═══ MATERIAL SUPPLIED
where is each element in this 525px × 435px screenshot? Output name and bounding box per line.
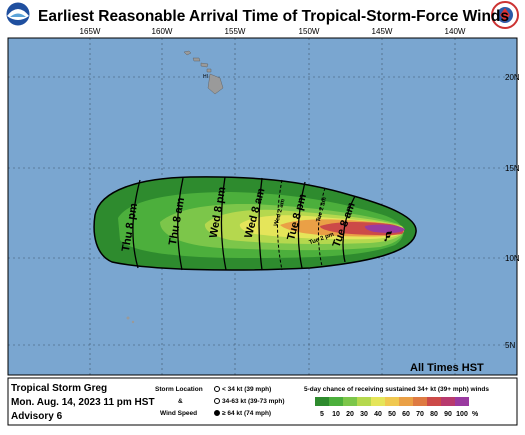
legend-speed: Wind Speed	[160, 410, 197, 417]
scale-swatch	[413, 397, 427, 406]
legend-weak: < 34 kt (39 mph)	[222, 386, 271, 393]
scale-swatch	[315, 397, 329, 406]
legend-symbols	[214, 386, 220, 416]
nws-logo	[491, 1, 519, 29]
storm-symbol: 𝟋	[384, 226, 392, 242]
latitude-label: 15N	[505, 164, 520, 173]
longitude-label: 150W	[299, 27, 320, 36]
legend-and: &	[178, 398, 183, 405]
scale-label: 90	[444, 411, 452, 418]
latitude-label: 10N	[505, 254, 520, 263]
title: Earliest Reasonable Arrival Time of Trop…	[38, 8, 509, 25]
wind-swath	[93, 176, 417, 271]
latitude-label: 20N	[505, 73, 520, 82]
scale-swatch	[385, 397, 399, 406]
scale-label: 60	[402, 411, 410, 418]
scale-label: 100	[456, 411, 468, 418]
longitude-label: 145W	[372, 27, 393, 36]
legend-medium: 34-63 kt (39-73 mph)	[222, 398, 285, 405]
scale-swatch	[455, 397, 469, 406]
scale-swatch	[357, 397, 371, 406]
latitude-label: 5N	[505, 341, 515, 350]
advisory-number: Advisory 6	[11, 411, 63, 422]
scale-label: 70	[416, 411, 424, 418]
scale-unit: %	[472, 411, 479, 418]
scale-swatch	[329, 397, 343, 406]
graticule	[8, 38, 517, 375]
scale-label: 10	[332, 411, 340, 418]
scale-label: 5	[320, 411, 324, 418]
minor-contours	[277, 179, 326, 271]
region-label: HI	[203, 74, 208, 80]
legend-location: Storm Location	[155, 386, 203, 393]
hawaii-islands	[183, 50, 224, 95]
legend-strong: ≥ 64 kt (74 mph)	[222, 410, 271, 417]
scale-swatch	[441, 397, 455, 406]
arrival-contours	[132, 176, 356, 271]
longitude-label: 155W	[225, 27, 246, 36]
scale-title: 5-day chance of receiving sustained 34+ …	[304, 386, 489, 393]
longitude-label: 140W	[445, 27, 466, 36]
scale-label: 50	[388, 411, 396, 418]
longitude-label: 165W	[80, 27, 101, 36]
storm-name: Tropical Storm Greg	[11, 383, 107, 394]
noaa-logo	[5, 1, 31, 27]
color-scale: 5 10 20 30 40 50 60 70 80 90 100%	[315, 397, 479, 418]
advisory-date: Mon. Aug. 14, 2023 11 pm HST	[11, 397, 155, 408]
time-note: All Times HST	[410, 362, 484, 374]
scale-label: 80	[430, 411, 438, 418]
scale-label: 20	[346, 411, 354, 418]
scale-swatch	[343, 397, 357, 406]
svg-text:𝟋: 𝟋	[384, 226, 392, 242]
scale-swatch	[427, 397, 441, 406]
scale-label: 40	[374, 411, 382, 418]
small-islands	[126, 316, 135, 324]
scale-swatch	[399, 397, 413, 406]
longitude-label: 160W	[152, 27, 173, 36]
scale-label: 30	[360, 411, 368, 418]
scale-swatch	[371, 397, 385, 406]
══════
» OBJECTIVE:
Format every line of the entries above as a JSON list of strings, one string per line, skipping blank lines and leaving out the pictures.

» OUTPUT OF THE TASK:
[
  "where is each element in this 525px × 435px screenshot? Output name and bounding box per line.",
  "legend-speed: Wind Speed\t[160, 410, 197, 417]",
  "scale-swatch\t[413, 397, 427, 406]",
  "legend-weak: < 34 kt (39 mph)\t[222, 386, 271, 393]",
  "scale-swatch\t[315, 397, 329, 406]",
  "legend-symbols\t[214, 386, 220, 416]",
  "nws-logo\t[491, 1, 519, 29]",
  "storm-symbol: 𝟋\t[384, 226, 392, 242]",
  "latitude-label: 15N\t[505, 164, 520, 173]",
  "longitude-label: 150W\t[299, 27, 320, 36]",
  "legend-and: &\t[178, 398, 183, 405]",
  "scale-label: 90\t[444, 411, 452, 418]",
  "latitude-label: 10N\t[505, 254, 520, 263]",
  "title: Earliest Reasonable Arrival Time of Trop…\t[38, 8, 509, 25]",
  "wind-swath\t[93, 176, 417, 271]",
  "latitude-label: 20N\t[505, 73, 520, 82]",
  "scale-swatch\t[385, 397, 399, 406]",
  "scale-label: 60\t[402, 411, 410, 418]",
  "scale-label: 100\t[456, 411, 468, 418]",
  "longitude-label: 145W\t[372, 27, 393, 36]",
  "legend-medium: 34-63 kt (39-73 mph)\t[222, 398, 285, 405]",
  "scale-swatch\t[455, 397, 469, 406]",
  "scale-swatch\t[357, 397, 371, 406]",
  "latitude-label: 5N\t[505, 341, 515, 350]",
  "advisory-number: Advisory 6\t[11, 411, 63, 422]",
  "scale-label: 70\t[416, 411, 424, 418]",
  "scale-unit: %\t[472, 411, 479, 418]",
  "scale-swatch\t[329, 397, 343, 406]",
  "graticule\t[8, 38, 517, 375]",
  "scale-label: 10\t[332, 411, 340, 418]",
  "scale-label: 5\t[320, 411, 324, 418]",
  "minor-contours\t[277, 179, 326, 271]",
  "region-label: HI\t[203, 74, 208, 80]",
  "legend-location: Storm Location\t[155, 386, 203, 393]",
  "hawaii-islands\t[183, 50, 224, 95]",
  "legend-strong: ≥ 64 kt (74 mph)\t[222, 410, 271, 417]",
  "scale-swatch\t[441, 397, 455, 406]",
  "arrival-contours\t[132, 176, 356, 271]",
  "longitude-label: 155W\t[225, 27, 246, 36]",
  "scale-title: 5-day chance of receiving sustained 34+ …\t[304, 386, 489, 393]",
  "longitude-label: 140W\t[445, 27, 466, 36]",
  "scale-label: 50\t[388, 411, 396, 418]",
  "longitude-label: 165W\t[80, 27, 101, 36]",
  "storm-name: Tropical Storm Greg\t[11, 383, 107, 394]",
  "noaa-logo\t[5, 1, 31, 27]",
  "color-scale: 5 10 20 30 40 50 60 70 80 90 100%\t[315, 397, 479, 418]",
  "advisory-date: Mon. Aug. 14, 2023 11 pm HST\t[11, 397, 155, 408]",
  "time-note: All Times HST\t[410, 362, 484, 374]",
  "scale-label: 80\t[430, 411, 438, 418]",
  "scale-label: 20\t[346, 411, 354, 418]",
  "scale-swatch\t[343, 397, 357, 406]",
  "svg-text:𝟋: 𝟋\t[384, 226, 392, 242]",
  "scale-swatch\t[427, 397, 441, 406]",
  "scale-label: 40\t[374, 411, 382, 418]",
  "small-islands\t[126, 316, 135, 324]",
  "scale-swatch\t[399, 397, 413, 406]",
  "longitude-label: 160W\t[152, 27, 173, 36]",
  "scale-label: 30\t[360, 411, 368, 418]",
  "scale-swatch\t[371, 397, 385, 406]"
]